▶ Exercise
Only the number is wanted: count the lines in the data with "الإجراءات" in them.

▶ Listed records

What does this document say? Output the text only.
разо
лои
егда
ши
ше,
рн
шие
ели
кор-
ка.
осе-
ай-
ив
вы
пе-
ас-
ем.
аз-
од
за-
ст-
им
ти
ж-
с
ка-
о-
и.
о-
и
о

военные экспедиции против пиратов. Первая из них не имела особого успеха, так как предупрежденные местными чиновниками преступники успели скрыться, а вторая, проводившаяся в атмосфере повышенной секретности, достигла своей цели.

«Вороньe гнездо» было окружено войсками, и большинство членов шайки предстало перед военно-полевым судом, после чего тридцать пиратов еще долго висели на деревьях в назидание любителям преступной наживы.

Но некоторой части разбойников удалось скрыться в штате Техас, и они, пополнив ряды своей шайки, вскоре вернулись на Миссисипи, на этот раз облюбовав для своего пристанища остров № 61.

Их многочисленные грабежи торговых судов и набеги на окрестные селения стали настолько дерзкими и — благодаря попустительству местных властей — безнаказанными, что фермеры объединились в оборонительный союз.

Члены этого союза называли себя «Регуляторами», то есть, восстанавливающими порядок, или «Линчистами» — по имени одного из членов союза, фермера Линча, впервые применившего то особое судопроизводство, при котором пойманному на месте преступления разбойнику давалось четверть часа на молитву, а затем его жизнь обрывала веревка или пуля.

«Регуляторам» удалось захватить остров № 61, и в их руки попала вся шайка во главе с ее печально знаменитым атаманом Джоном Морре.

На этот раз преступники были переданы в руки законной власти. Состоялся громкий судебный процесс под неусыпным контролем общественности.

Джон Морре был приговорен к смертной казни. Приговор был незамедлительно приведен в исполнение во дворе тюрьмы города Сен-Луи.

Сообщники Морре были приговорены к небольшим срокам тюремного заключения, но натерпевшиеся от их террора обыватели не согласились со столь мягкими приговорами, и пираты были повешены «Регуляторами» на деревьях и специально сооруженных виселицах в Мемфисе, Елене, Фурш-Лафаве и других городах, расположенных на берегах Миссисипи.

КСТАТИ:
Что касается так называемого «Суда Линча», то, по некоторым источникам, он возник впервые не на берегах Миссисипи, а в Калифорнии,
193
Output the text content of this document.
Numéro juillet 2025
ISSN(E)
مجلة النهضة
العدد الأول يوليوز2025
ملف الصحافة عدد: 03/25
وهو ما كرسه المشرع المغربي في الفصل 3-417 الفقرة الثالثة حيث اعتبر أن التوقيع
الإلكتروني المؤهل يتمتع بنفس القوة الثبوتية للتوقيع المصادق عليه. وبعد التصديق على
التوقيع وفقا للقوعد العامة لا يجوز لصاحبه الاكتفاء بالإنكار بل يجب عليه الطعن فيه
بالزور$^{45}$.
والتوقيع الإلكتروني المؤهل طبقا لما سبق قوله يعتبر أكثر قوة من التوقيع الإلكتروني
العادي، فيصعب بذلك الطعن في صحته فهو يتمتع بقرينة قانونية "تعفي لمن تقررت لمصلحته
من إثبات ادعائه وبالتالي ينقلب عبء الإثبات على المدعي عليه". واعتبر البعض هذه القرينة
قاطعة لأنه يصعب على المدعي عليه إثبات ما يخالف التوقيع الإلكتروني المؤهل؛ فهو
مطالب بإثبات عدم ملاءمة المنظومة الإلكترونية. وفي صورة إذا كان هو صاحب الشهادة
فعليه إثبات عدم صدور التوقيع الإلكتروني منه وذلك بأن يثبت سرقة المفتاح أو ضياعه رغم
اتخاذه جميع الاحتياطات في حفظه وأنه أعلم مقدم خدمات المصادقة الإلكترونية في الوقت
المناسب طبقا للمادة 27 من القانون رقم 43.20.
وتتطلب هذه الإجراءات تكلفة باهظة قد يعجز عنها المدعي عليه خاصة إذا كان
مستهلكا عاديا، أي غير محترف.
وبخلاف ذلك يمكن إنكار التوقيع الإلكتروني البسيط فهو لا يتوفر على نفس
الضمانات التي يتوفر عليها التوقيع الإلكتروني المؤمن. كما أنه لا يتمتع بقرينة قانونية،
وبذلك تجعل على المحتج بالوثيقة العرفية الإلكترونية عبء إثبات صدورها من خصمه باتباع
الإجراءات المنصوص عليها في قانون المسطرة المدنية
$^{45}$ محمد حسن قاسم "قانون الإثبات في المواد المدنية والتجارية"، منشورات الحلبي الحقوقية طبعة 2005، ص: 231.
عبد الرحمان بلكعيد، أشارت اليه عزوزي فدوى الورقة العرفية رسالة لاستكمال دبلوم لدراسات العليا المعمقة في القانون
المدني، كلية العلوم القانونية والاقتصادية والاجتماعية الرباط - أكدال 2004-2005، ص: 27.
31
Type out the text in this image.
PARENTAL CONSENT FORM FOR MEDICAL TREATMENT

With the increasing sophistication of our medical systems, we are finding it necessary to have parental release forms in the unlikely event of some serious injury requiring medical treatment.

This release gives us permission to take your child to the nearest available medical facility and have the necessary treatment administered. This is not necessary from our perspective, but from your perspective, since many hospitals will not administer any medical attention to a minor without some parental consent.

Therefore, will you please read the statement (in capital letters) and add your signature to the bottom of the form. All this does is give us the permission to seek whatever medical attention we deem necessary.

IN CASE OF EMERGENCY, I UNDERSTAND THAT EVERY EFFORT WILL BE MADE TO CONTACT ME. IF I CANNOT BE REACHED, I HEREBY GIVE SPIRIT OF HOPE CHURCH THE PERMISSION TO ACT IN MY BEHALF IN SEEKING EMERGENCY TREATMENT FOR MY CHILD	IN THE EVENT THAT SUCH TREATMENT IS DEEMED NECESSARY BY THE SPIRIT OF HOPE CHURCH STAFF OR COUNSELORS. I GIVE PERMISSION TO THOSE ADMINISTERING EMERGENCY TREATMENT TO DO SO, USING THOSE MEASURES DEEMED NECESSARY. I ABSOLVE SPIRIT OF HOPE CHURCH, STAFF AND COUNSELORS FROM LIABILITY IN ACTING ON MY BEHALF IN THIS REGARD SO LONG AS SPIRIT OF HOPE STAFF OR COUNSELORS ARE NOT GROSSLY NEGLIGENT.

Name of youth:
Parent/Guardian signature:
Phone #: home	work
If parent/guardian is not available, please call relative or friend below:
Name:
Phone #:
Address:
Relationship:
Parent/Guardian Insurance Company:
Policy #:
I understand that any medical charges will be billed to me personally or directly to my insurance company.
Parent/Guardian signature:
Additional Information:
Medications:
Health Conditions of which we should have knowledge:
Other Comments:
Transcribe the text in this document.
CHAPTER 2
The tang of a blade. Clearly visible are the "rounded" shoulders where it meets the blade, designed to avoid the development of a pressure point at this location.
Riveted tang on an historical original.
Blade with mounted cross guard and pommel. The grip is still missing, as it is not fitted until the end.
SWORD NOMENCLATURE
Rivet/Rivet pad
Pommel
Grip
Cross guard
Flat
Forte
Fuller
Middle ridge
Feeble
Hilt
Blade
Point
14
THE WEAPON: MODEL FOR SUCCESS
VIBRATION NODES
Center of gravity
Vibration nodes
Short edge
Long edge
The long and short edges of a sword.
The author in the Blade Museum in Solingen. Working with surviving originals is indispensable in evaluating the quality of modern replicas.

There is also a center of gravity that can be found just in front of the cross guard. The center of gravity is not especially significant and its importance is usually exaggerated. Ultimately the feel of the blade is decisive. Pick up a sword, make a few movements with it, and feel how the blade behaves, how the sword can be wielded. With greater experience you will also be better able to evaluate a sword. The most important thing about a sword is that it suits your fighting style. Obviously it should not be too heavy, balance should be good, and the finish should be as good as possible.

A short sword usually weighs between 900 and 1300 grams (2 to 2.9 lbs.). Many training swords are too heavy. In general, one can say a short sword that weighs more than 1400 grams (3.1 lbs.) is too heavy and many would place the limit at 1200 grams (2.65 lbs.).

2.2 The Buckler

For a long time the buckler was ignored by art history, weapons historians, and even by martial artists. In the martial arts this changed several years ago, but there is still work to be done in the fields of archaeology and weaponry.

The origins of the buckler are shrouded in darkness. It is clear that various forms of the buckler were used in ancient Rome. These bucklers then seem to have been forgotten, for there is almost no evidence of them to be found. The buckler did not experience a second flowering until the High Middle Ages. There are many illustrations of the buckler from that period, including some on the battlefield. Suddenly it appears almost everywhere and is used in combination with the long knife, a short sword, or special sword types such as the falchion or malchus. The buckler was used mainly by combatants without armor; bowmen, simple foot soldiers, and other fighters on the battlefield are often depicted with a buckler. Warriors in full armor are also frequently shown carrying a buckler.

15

▶ Exercise solution
2